Copy out every line of the data exactly.

**Stored data**
···

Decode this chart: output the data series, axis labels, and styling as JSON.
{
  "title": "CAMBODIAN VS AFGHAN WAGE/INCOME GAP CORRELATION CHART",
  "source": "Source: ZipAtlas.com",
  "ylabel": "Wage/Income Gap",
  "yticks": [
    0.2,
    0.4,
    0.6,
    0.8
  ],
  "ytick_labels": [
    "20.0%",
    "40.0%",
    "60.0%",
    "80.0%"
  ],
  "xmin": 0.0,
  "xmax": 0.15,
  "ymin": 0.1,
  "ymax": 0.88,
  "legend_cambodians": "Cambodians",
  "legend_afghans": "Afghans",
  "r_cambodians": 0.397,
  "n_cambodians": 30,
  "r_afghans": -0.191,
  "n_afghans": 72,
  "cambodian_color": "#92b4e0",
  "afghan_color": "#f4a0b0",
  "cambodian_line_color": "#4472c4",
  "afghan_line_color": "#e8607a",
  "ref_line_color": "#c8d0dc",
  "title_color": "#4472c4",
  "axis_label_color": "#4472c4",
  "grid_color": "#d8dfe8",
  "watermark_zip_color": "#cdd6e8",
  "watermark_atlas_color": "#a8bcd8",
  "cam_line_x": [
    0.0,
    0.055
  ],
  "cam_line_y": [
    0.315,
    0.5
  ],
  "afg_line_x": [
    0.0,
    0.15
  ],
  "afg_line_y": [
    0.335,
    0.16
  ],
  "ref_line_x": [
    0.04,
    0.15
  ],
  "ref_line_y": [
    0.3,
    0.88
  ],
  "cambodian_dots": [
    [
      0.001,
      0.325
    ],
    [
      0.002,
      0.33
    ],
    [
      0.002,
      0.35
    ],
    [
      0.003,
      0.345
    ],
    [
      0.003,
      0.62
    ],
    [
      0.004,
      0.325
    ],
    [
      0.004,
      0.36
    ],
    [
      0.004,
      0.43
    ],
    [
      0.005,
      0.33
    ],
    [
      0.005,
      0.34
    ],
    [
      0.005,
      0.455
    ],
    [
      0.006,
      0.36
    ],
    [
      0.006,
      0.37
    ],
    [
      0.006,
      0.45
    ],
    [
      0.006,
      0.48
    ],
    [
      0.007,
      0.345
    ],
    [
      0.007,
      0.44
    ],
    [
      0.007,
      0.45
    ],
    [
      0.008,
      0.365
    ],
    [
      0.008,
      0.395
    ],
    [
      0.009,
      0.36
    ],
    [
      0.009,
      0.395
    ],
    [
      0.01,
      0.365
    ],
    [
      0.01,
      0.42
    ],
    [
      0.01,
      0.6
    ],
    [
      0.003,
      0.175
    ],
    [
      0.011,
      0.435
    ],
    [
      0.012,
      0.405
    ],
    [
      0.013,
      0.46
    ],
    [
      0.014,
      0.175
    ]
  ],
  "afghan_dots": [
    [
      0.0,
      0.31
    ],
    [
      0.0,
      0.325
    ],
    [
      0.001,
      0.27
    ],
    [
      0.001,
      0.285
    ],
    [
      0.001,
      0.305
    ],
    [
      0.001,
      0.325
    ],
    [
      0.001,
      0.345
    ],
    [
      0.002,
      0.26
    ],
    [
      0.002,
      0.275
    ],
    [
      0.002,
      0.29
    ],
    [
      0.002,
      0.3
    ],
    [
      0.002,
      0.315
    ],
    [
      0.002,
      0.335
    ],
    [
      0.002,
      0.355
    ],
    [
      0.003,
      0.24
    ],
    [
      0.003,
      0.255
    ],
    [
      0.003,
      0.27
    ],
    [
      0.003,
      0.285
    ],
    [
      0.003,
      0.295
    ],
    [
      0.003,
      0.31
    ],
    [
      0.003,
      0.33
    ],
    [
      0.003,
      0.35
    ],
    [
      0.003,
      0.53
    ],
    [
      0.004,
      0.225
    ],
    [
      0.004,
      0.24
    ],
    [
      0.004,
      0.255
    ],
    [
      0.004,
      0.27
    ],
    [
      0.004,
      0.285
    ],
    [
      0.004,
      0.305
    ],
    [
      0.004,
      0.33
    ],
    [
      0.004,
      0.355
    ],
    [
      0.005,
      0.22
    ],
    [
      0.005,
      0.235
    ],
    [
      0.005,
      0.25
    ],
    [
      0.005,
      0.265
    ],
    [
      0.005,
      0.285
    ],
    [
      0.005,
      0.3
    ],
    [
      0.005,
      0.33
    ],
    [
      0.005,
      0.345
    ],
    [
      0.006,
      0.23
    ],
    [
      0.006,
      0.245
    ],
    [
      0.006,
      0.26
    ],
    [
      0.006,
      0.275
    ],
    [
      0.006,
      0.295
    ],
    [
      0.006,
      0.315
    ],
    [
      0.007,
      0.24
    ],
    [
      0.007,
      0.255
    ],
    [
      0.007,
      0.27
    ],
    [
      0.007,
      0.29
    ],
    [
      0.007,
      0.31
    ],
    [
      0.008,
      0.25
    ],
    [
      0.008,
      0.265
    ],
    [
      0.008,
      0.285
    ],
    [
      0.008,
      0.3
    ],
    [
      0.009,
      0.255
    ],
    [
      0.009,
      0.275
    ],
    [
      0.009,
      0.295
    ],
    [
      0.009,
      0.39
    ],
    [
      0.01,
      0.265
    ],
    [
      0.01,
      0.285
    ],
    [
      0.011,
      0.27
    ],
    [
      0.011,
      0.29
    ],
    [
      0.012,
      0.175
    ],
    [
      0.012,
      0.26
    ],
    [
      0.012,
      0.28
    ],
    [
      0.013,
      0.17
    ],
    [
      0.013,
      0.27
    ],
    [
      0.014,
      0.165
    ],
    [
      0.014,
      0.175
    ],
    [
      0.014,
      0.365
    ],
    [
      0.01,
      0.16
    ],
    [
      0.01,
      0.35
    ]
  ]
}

···

**Output for this task**
Decode this chart: output the data series, axis labels, and styling as JSON.
{
  "title": "CAMBODIAN VS AFGHAN WAGE/INCOME GAP CORRELATION CHART",
  "source": "Source: ZipAtlas.com",
  "ylabel": "Wage/Income Gap",
  "yticks": [
    0.2,
    0.4,
    0.6,
    0.8
  ],
  "ytick_labels": [
    "20.0%",
    "40.0%",
    "60.0%",
    "80.0%"
  ],
  "xmin": 0.0,
  "xmax": 0.15,
  "ymin": 0.1,
  "ymax": 0.88,
  "legend_cambodians": "Cambodians",
  "legend_afghans": "Afghans",
  "r_cambodians": 0.397,
  "n_cambodians": 30,
  "r_afghans": -0.191,
  "n_afghans": 72,
  "cambodian_color": "#92b4e0",
  "afghan_color": "#f4a0b0",
  "cambodian_line_color": "#4472c4",
  "afghan_line_color": "#e8607a",
  "ref_line_color": "#c8d0dc",
  "title_color": "#4472c4",
  "axis_label_color": "#4472c4",
  "grid_color": "#d8dfe8",
  "watermark_zip_color": "#cdd6e8",
  "watermark_atlas_color": "#a8bcd8",
  "cam_line_x": [
    0.0,
    0.055
  ],
  "cam_line_y": [
    0.315,
    0.5
  ],
  "afg_line_x": [
    0.0,
    0.15
  ],
  "afg_line_y": [
    0.335,
    0.16
  ],
  "ref_line_x": [
    0.04,
    0.15
  ],
  "ref_line_y": [
    0.3,
    0.88
  ],
  "cambodian_dots": [
    [
      0.001,
      0.325
    ],
    [
      0.002,
      0.33
    ],
    [
      0.002,
      0.35
    ],
    [
      0.003,
      0.345
    ],
    [
      0.003,
      0.62
    ],
    [
      0.004,
      0.325
    ],
    [
      0.004,
      0.36
    ],
    [
      0.004,
      0.43
    ],
    [
      0.005,
      0.33
    ],
    [
      0.005,
      0.34
    ],
    [
      0.005,
      0.455
    ],
    [
      0.006,
      0.36
    ],
    [
      0.006,
      0.37
    ],
    [
      0.006,
      0.45
    ],
    [
      0.006,
      0.48
    ],
    [
      0.007,
      0.345
    ],
    [
      0.007,
      0.44
    ],
    [
      0.007,
      0.45
    ],
    [
      0.008,
      0.365
    ],
    [
      0.008,
      0.395
    ],
    [
      0.009,
      0.36
    ],
    [
      0.009,
      0.395
    ],
    [
      0.01,
      0.365
    ],
    [
      0.01,
      0.42
    ],
    [
      0.01,
      0.6
    ],
    [
      0.003,
      0.175
    ],
    [
      0.011,
      0.435
    ],
    [
      0.012,
      0.405
    ],
    [
      0.013,
      0.46
    ],
    [
      0.014,
      0.175
    ]
  ],
  "afghan_dots": [
    [
      0.0,
      0.31
    ],
    [
      0.0,
      0.325
    ],
    [
      0.001,
      0.27
    ],
    [
      0.001,
      0.285
    ],
    [
      0.001,
      0.305
    ],
    [
      0.001,
      0.325
    ],
    [
      0.001,
      0.345
    ],
    [
      0.002,
      0.26
    ],
    [
      0.002,
      0.275
    ],
    [
      0.002,
      0.29
    ],
    [
      0.002,
      0.3
    ],
    [
      0.002,
      0.315
    ],
    [
      0.002,
      0.335
    ],
    [
      0.002,
      0.355
    ],
    [
      0.003,
      0.24
    ],
    [
      0.003,
      0.255
    ],
    [
      0.003,
      0.27
    ],
    [
      0.003,
      0.285
    ],
    [
      0.003,
      0.295
    ],
    [
      0.003,
      0.31
    ],
    [
      0.003,
      0.33
    ],
    [
      0.003,
      0.35
    ],
    [
      0.003,
      0.53
    ],
    [
      0.004,
      0.225
    ],
    [
      0.004,
      0.24
    ],
    [
      0.004,
      0.255
    ],
    [
      0.004,
      0.27
    ],
    [
      0.004,
      0.285
    ],
    [
      0.004,
      0.305
    ],
    [
      0.004,
      0.33
    ],
    [
      0.004,
      0.355
    ],
    [
      0.005,
      0.22
    ],
    [
      0.005,
      0.235
    ],
    [
      0.005,
      0.25
    ],
    [
      0.005,
      0.265
    ],
    [
      0.005,
      0.285
    ],
    [
      0.005,
      0.3
    ],
    [
      0.005,
      0.33
    ],
    [
      0.005,
      0.345
    ],
    [
      0.006,
      0.23
    ],
    [
      0.006,
      0.245
    ],
    [
      0.006,
      0.26
    ],
    [
      0.006,
      0.275
    ],
    [
      0.006,
      0.295
    ],
    [
      0.006,
      0.315
    ],
    [
      0.007,
      0.24
    ],
    [
      0.007,
      0.255
    ],
    [
      0.007,
      0.27
    ],
    [
      0.007,
      0.29
    ],
    [
      0.007,
      0.31
    ],
    [
      0.008,
      0.25
    ],
    [
      0.008,
      0.265
    ],
    [
      0.008,
      0.285
    ],
    [
      0.008,
      0.3
    ],
    [
      0.009,
      0.255
    ],
    [
      0.009,
      0.275
    ],
    [
      0.009,
      0.295
    ],
    [
      0.009,
      0.39
    ],
    [
      0.01,
      0.265
    ],
    [
      0.01,
      0.285
    ],
    [
      0.011,
      0.27
    ],
    [
      0.011,
      0.29
    ],
    [
      0.012,
      0.175
    ],
    [
      0.012,
      0.26
    ],
    [
      0.012,
      0.28
    ],
    [
      0.013,
      0.17
    ],
    [
      0.013,
      0.27
    ],
    [
      0.014,
      0.165
    ],
    [
      0.014,
      0.175
    ],
    [
      0.014,
      0.365
    ],
    [
      0.01,
      0.16
    ],
    [
      0.01,
      0.35
    ]
  ]
}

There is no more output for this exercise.